::: Entries supplied :::
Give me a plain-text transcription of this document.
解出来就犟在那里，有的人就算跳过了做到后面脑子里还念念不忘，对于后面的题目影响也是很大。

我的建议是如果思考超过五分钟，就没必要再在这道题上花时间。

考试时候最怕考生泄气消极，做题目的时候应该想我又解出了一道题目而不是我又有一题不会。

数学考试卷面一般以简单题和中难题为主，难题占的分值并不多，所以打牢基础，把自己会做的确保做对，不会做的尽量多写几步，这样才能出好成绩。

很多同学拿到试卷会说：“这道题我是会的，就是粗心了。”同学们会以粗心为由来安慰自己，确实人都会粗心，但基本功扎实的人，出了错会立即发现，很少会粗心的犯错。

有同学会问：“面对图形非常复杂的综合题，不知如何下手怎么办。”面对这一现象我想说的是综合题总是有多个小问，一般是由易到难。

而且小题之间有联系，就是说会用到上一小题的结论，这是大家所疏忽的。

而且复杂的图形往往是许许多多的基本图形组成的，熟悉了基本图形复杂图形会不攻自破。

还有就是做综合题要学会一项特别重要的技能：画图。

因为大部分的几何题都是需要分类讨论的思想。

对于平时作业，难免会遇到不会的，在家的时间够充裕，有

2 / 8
:::
■ Goal: Copy all of the material word for word.

■ Exercise result:
Give me a plain-text transcription of this document.
解出来就犟在那里，有的人就算跳过了做到后面脑子里还念念不忘，对于后面的题目影响也是很大。

我的建议是如果思考超过五分钟，就没必要再在这道题上花时间。

考试时候最怕考生泄气消极，做题目的时候应该想我又解出了一道题目而不是我又有一题不会。

数学考试卷面一般以简单题和中难题为主，难题占的分值并不多，所以打牢基础，把自己会做的确保做对，不会做的尽量多写几步，这样才能出好成绩。

很多同学拿到试卷会说：“这道题我是会的，就是粗心了。”同学们会以粗心为由来安慰自己，确实人都会粗心，但基本功扎实的人，出了错会立即发现，很少会粗心的犯错。

有同学会问：“面对图形非常复杂的综合题，不知如何下手怎么办。”面对这一现象我想说的是综合题总是有多个小问，一般是由易到难。

而且小题之间有联系，就是说会用到上一小题的结论，这是大家所疏忽的。

而且复杂的图形往往是许许多多的基本图形组成的，熟悉了基本图形复杂图形会不攻自破。

还有就是做综合题要学会一项特别重要的技能：画图。

因为大部分的几何题都是需要分类讨论的思想。

对于平时作业，难免会遇到不会的，在家的时间够充裕，有

2 / 8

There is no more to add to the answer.